**Your instructions**
Make a tally of the lines in the records that include the string "Growth", and give only that number.

--- START OF Entries ---

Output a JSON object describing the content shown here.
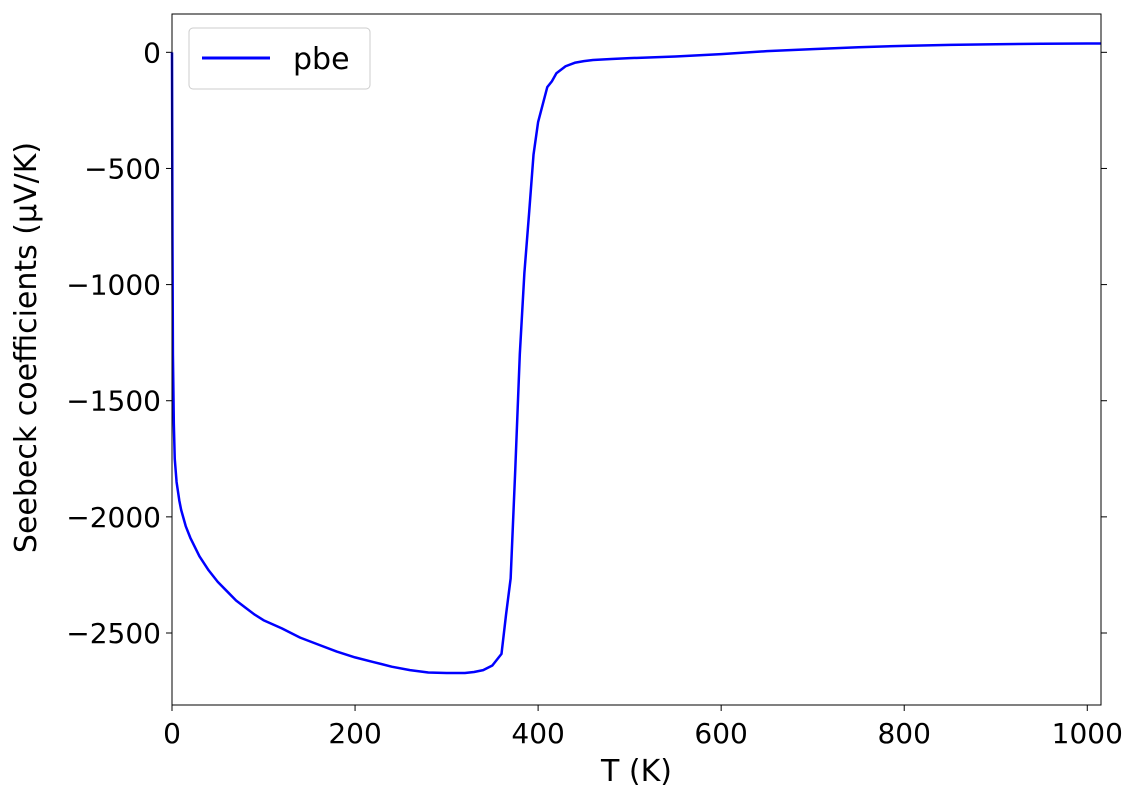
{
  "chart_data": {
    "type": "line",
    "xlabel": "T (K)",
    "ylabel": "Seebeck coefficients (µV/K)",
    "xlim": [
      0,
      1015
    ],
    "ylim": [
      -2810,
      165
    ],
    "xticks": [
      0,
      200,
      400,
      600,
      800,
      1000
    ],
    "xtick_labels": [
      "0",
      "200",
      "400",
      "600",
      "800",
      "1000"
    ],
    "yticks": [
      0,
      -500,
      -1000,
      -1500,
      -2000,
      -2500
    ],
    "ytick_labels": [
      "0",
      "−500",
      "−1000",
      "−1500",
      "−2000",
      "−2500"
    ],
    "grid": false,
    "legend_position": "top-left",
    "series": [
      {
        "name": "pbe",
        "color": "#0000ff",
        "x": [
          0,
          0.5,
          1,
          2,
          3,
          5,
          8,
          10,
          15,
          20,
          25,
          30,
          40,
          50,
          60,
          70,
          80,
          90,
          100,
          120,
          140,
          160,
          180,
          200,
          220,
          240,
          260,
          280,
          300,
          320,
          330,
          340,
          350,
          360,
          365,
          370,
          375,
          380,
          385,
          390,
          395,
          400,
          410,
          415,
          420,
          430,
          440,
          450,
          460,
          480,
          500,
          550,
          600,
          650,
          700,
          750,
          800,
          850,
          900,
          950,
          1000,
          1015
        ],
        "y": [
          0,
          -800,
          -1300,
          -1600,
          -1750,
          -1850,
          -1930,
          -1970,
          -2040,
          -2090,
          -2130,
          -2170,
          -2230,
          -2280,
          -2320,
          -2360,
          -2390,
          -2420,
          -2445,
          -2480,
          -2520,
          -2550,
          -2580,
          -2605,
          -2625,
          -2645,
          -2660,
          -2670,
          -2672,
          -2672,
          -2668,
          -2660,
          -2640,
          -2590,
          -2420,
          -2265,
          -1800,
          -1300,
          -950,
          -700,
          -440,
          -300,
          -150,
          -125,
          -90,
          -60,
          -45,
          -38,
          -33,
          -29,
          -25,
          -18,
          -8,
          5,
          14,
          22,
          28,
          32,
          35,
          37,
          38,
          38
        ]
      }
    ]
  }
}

--- END OF Entries ---
--- START OF Entries ---

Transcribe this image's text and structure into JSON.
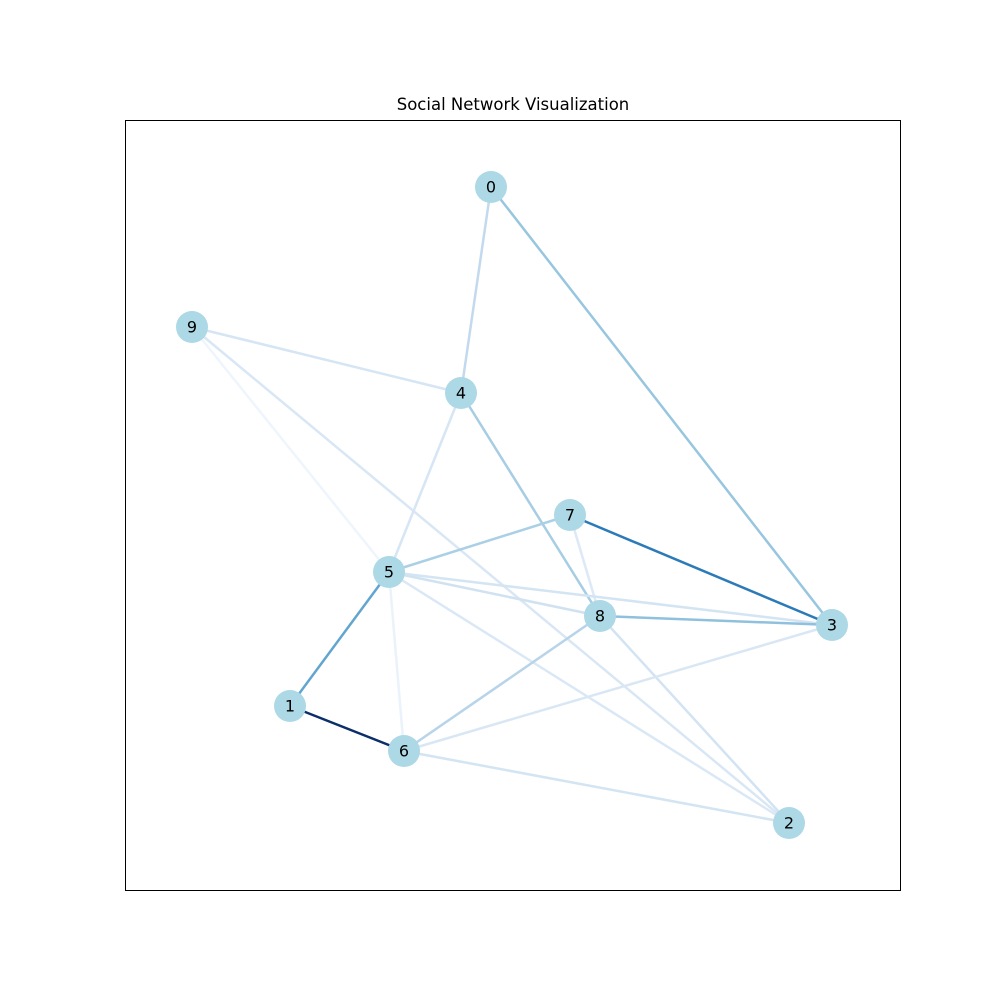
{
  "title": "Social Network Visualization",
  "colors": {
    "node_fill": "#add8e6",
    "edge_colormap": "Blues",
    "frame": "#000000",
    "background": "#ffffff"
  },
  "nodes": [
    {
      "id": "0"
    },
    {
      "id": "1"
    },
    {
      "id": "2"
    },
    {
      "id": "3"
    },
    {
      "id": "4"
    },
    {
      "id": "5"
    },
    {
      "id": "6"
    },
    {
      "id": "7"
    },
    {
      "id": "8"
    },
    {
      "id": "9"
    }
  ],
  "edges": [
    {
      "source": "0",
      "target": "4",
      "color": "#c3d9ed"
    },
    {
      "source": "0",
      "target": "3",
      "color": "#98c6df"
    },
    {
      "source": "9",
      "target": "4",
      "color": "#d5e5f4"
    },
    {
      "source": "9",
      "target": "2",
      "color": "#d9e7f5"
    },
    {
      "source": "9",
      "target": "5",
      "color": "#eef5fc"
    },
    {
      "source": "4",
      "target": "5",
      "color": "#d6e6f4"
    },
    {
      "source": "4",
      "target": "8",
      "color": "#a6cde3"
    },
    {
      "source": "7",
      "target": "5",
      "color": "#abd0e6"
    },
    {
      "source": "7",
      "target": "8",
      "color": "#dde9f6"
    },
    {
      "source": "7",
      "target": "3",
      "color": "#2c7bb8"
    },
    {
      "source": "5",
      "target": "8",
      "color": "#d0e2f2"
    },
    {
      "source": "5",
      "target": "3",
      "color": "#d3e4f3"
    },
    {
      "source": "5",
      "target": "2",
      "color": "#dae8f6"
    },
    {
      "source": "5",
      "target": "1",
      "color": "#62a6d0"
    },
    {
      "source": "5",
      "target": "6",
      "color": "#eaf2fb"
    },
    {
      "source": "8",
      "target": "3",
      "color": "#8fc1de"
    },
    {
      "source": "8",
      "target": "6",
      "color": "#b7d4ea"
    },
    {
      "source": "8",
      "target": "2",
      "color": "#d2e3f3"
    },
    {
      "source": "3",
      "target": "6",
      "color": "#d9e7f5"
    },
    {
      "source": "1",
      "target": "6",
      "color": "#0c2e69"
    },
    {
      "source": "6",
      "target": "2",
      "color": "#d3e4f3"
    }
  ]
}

--- END OF Entries ---
--- START OF Entries ---

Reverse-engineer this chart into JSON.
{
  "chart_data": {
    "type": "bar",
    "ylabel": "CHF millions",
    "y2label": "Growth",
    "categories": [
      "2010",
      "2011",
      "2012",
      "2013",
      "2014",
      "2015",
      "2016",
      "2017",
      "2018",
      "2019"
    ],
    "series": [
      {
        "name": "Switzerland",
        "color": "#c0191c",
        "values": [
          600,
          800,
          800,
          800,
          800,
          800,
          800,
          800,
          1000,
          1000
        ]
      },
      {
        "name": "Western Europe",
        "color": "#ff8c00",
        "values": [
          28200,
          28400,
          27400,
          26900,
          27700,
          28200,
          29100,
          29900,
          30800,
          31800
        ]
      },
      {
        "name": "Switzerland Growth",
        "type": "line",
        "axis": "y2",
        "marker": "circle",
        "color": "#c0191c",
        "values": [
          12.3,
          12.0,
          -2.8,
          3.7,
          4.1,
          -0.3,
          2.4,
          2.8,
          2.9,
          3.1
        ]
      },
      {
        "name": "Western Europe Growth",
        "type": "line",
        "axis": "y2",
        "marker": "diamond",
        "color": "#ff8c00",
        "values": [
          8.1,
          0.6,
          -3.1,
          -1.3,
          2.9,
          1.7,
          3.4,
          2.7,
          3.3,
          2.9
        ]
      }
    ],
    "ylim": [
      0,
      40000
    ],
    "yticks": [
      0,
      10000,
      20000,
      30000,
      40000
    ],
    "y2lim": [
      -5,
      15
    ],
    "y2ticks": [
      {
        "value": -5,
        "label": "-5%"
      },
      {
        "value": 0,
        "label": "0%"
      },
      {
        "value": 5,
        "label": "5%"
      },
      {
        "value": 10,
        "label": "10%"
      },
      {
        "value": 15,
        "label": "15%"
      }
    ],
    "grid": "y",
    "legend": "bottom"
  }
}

--- END OF Entries ---

**Answer for this exercise**
3